* **YOUR GOAL**
Extract every record, keeping each one exactly as it is.

* **RECORDS FOR THIS EXERCISE**
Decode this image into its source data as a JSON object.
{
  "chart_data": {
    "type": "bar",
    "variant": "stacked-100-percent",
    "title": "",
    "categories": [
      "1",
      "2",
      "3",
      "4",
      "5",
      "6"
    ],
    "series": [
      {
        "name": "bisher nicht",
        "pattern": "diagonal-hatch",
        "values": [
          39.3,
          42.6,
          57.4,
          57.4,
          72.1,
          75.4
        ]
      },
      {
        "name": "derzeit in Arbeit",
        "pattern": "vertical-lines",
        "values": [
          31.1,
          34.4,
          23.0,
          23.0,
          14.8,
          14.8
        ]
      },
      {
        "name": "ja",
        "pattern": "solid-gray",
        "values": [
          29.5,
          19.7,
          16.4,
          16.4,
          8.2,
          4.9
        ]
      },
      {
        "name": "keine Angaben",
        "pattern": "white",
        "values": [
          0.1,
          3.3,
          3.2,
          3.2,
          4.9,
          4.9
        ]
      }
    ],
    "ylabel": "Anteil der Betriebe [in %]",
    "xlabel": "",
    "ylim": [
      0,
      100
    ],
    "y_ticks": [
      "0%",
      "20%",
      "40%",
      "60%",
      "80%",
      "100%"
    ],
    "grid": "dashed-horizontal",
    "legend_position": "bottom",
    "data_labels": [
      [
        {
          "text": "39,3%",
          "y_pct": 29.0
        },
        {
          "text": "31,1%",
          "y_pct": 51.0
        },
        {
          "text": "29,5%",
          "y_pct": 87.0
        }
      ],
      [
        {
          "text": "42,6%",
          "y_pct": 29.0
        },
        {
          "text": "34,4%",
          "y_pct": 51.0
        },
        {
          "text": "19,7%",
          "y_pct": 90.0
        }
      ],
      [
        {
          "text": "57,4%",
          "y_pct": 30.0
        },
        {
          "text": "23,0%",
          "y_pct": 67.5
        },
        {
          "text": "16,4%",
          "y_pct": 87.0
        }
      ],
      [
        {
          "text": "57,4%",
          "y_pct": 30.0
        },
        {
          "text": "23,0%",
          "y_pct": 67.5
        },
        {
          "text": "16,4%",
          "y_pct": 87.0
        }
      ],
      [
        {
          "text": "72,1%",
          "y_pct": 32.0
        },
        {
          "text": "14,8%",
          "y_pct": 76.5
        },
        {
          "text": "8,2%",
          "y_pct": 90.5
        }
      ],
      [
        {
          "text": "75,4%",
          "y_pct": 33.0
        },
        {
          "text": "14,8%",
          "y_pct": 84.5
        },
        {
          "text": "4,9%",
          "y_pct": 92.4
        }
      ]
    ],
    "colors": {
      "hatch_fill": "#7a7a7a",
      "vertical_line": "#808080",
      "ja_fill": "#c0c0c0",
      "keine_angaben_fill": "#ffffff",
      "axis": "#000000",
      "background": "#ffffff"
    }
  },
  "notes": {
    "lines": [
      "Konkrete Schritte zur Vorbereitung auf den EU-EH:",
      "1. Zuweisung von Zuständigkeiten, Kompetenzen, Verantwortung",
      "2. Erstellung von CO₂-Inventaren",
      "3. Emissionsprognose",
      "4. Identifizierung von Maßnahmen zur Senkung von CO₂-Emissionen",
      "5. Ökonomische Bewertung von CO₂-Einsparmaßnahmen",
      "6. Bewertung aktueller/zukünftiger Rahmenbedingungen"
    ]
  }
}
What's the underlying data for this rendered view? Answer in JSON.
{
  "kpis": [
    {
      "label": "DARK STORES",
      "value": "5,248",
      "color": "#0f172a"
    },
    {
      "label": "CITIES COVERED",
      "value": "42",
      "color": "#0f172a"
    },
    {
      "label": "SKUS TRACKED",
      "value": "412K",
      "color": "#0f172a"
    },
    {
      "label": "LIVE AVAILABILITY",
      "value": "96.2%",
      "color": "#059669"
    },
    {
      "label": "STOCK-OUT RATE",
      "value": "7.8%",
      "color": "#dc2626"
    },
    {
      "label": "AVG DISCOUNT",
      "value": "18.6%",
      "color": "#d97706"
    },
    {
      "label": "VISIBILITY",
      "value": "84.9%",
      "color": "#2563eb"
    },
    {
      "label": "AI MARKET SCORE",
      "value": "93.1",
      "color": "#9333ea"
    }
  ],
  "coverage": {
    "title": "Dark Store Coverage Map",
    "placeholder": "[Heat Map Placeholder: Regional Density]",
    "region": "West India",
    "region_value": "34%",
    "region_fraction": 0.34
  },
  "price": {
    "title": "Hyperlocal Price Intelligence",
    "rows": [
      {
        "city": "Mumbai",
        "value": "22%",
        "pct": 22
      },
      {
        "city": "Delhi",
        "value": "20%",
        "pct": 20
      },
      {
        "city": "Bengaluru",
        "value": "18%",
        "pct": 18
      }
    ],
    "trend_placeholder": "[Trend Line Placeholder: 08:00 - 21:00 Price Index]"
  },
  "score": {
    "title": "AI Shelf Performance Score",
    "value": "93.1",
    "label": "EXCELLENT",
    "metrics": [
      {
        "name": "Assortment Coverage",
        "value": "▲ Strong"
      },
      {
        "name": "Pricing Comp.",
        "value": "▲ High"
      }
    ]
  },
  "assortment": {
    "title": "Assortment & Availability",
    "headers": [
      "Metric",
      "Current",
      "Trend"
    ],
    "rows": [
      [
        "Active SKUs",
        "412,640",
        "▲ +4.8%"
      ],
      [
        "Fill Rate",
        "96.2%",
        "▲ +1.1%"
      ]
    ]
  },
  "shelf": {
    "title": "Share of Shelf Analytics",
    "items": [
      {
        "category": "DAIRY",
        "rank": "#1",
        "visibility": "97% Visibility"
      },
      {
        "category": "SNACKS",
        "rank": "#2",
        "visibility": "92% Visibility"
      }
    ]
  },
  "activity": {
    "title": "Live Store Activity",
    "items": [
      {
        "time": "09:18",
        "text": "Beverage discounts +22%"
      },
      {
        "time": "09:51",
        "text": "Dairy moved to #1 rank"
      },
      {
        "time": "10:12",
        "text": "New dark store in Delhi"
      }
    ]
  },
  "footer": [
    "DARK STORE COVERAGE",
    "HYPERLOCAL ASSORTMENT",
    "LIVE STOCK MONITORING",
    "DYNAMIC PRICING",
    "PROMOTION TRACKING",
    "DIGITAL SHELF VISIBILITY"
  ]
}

* **ANSWER FOR THIS EXERCISE**
Decode this image into its source data as a JSON object.
{
  "chart_data": {
    "type": "bar",
    "variant": "stacked-100-percent",
    "title": "",
    "categories": [
      "1",
      "2",
      "3",
      "4",
      "5",
      "6"
    ],
    "series": [
      {
        "name": "bisher nicht",
        "pattern": "diagonal-hatch",
        "values": [
          39.3,
          42.6,
          57.4,
          57.4,
          72.1,
          75.4
        ]
      },
      {
        "name": "derzeit in Arbeit",
        "pattern": "vertical-lines",
        "values": [
          31.1,
          34.4,
          23.0,
          23.0,
          14.8,
          14.8
        ]
      },
      {
        "name": "ja",
        "pattern": "solid-gray",
        "values": [
          29.5,
          19.7,
          16.4,
          16.4,
          8.2,
          4.9
        ]
      },
      {
        "name": "keine Angaben",
        "pattern": "white",
        "values": [
          0.1,
          3.3,
          3.2,
          3.2,
          4.9,
          4.9
        ]
      }
    ],
    "ylabel": "Anteil der Betriebe [in %]",
    "xlabel": "",
    "ylim": [
      0,
      100
    ],
    "y_ticks": [
      "0%",
      "20%",
      "40%",
      "60%",
      "80%",
      "100%"
    ],
    "grid": "dashed-horizontal",
    "legend_position": "bottom",
    "data_labels": [
      [
        {
          "text": "39,3%",
          "y_pct": 29.0
        },
        {
          "text": "31,1%",
          "y_pct": 51.0
        },
        {
          "text": "29,5%",
          "y_pct": 87.0
        }
      ],
      [
        {
          "text": "42,6%",
          "y_pct": 29.0
        },
        {
          "text": "34,4%",
          "y_pct": 51.0
        },
        {
          "text": "19,7%",
          "y_pct": 90.0
        }
      ],
      [
        {
          "text": "57,4%",
          "y_pct": 30.0
        },
        {
          "text": "23,0%",
          "y_pct": 67.5
        },
        {
          "text": "16,4%",
          "y_pct": 87.0
        }
      ],
      [
        {
          "text": "57,4%",
          "y_pct": 30.0
        },
        {
          "text": "23,0%",
          "y_pct": 67.5
        },
        {
          "text": "16,4%",
          "y_pct": 87.0
        }
      ],
      [
        {
          "text": "72,1%",
          "y_pct": 32.0
        },
        {
          "text": "14,8%",
          "y_pct": 76.5
        },
        {
          "text": "8,2%",
          "y_pct": 90.5
        }
      ],
      [
        {
          "text": "75,4%",
          "y_pct": 33.0
        },
        {
          "text": "14,8%",
          "y_pct": 84.5
        },
        {
          "text": "4,9%",
          "y_pct": 92.4
        }
      ]
    ],
    "colors": {
      "hatch_fill": "#7a7a7a",
      "vertical_line": "#808080",
      "ja_fill": "#c0c0c0",
      "keine_angaben_fill": "#ffffff",
      "axis": "#000000",
      "background": "#ffffff"
    }
  },
  "notes": {
    "lines": [
      "Konkrete Schritte zur Vorbereitung auf den EU-EH:",
      "1. Zuweisung von Zuständigkeiten, Kompetenzen, Verantwortung",
      "2. Erstellung von CO₂-Inventaren",
      "3. Emissionsprognose",
      "4. Identifizierung von Maßnahmen zur Senkung von CO₂-Emissionen",
      "5. Ökonomische Bewertung von CO₂-Einsparmaßnahmen",
      "6. Bewertung aktueller/zukünftiger Rahmenbedingungen"
    ]
  }
}
What's the underlying data for this rendered view? Answer in JSON.
{
  "kpis": [
    {
      "label": "DARK STORES",
      "value": "5,248",
      "color": "#0f172a"
    },
    {
      "label": "CITIES COVERED",
      "value": "42",
      "color": "#0f172a"
    },
    {
      "label": "SKUS TRACKED",
      "value": "412K",
      "color": "#0f172a"
    },
    {
      "label": "LIVE AVAILABILITY",
      "value": "96.2%",
      "color": "#059669"
    },
    {
      "label": "STOCK-OUT RATE",
      "value": "7.8%",
      "color": "#dc2626"
    },
    {
      "label": "AVG DISCOUNT",
      "value": "18.6%",
      "color": "#d97706"
    },
    {
      "label": "VISIBILITY",
      "value": "84.9%",
      "color": "#2563eb"
    },
    {
      "label": "AI MARKET SCORE",
      "value": "93.1",
      "color": "#9333ea"
    }
  ],
  "coverage": {
    "title": "Dark Store Coverage Map",
    "placeholder": "[Heat Map Placeholder: Regional Density]",
    "region": "West India",
    "region_value": "34%",
    "region_fraction": 0.34
  },
  "price": {
    "title": "Hyperlocal Price Intelligence",
    "rows": [
      {
        "city": "Mumbai",
        "value": "22%",
        "pct": 22
      },
      {
        "city": "Delhi",
        "value": "20%",
        "pct": 20
      },
      {
        "city": "Bengaluru",
        "value": "18%",
        "pct": 18
      }
    ],
    "trend_placeholder": "[Trend Line Placeholder: 08:00 - 21:00 Price Index]"
  },
  "score": {
    "title": "AI Shelf Performance Score",
    "value": "93.1",
    "label": "EXCELLENT",
    "metrics": [
      {
        "name": "Assortment Coverage",
        "value": "▲ Strong"
      },
      {
        "name": "Pricing Comp.",
        "value": "▲ High"
      }
    ]
  },
  "assortment": {
    "title": "Assortment & Availability",
    "headers": [
      "Metric",
      "Current",
      "Trend"
    ],
    "rows": [
      [
        "Active SKUs",
        "412,640",
        "▲ +4.8%"
      ],
      [
        "Fill Rate",
        "96.2%",
        "▲ +1.1%"
      ]
    ]
  },
  "shelf": {
    "title": "Share of Shelf Analytics",
    "items": [
      {
        "category": "DAIRY",
        "rank": "#1",
        "visibility": "97% Visibility"
      },
      {
        "category": "SNACKS",
        "rank": "#2",
        "visibility": "92% Visibility"
      }
    ]
  },
  "activity": {
    "title": "Live Store Activity",
    "items": [
      {
        "time": "09:18",
        "text": "Beverage discounts +22%"
      },
      {
        "time": "09:51",
        "text": "Dairy moved to #1 rank"
      },
      {
        "time": "10:12",
        "text": "New dark store in Delhi"
      }
    ]
  },
  "footer": [
    "DARK STORE COVERAGE",
    "HYPERLOCAL ASSORTMENT",
    "LIVE STOCK MONITORING",
    "DYNAMIC PRICING",
    "PROMOTION TRACKING",
    "DIGITAL SHELF VISIBILITY"
  ]
}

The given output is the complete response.